Exercise prompt »
Set out every line of the entries below as a numbered list. Omit blank lines and leave out the pictures.

START Dataset entries

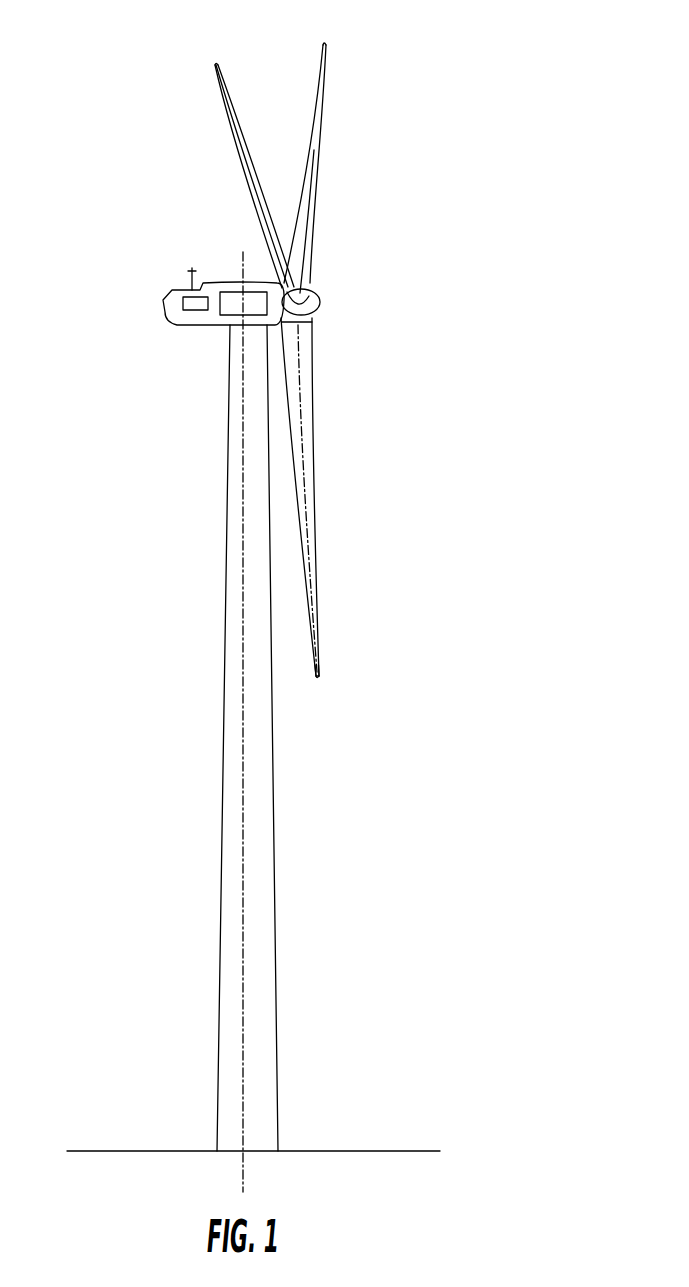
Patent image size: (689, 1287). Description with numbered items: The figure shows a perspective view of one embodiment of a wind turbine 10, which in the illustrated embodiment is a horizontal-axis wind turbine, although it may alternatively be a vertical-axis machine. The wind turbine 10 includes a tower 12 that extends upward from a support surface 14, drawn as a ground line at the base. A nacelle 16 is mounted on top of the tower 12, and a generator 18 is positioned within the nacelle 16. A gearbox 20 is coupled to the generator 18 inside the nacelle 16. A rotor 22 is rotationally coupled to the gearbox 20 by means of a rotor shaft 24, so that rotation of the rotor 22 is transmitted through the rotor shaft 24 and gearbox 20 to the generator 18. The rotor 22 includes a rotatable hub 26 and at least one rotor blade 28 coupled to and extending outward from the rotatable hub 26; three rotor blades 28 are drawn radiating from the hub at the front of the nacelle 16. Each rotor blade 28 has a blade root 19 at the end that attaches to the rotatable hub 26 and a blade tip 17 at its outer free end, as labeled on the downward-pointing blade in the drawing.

The wind turbine 10 is at (461, 94).
The tower 12 is at (221, 862).
The support surface 14 is at (142, 1150).
The nacelle 16 is at (182, 328).
The blade tip 17 is at (318, 677).
The generator 18 is at (188, 292).
The blade root 19 is at (312, 338).
The gearbox 20 is at (227, 282).
The rotor 22 is at (329, 276).
The rotor shaft 24 is at (277, 305).
The rotatable hub 26 is at (314, 310).
The rotor blade 28 is at (232, 131).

END Dataset entries

Reply »
1. Patent image size: (689, 1287). Description with numbered items: The figure shows a perspective view of one embodiment of a wind turbine 10, which in the illustrated embodiment is a horizontal-axis wind turbine, although it may alternatively be a vertical-axis machine. The wind turbine 10 includes a tower 12 that extends upward from a support surface 14, drawn as a ground line at the base. A nacelle 16 is mounted on top of the tower 12, and a generator 18 is positioned within the nacelle 16. A gearbox 20 is coupled to the generator 18 inside the nacelle 16. A rotor 22 is rotationally coupled to the gearbox 20 by means of a rotor shaft 24, so that rotation of the rotor 22 is transmitted through the rotor shaft 24 and gearbox 20 to the generator 18. The rotor 22 includes a rotatable hub 26 and at least one rotor blade 28 coupled to and extending outward from the rotatable hub 26; three rotor blades 28 are drawn radiating from the hub at the front of the nacelle 16. Each rotor blade 28 has a blade root 19 at the end that attaches to the rotatable hub 26 and a blade tip 17 at its outer free end, as labeled on the downward-pointing blade in the drawing.
2. The wind turbine 10 is at (461, 94).
3. The tower 12 is at (221, 862).
4. The support surface 14 is at (142, 1150).
5. The nacelle 16 is at (182, 328).
6. The blade tip 17 is at (318, 677).
7. The generator 18 is at (188, 292).
8. The blade root 19 is at (312, 338).
9. The gearbox 20 is at (227, 282).
10. The rotor 22 is at (329, 276).
11. The rotor shaft 24 is at (277, 305).
12. The rotatable hub 26 is at (314, 310).
13. The rotor blade 28 is at (232, 131).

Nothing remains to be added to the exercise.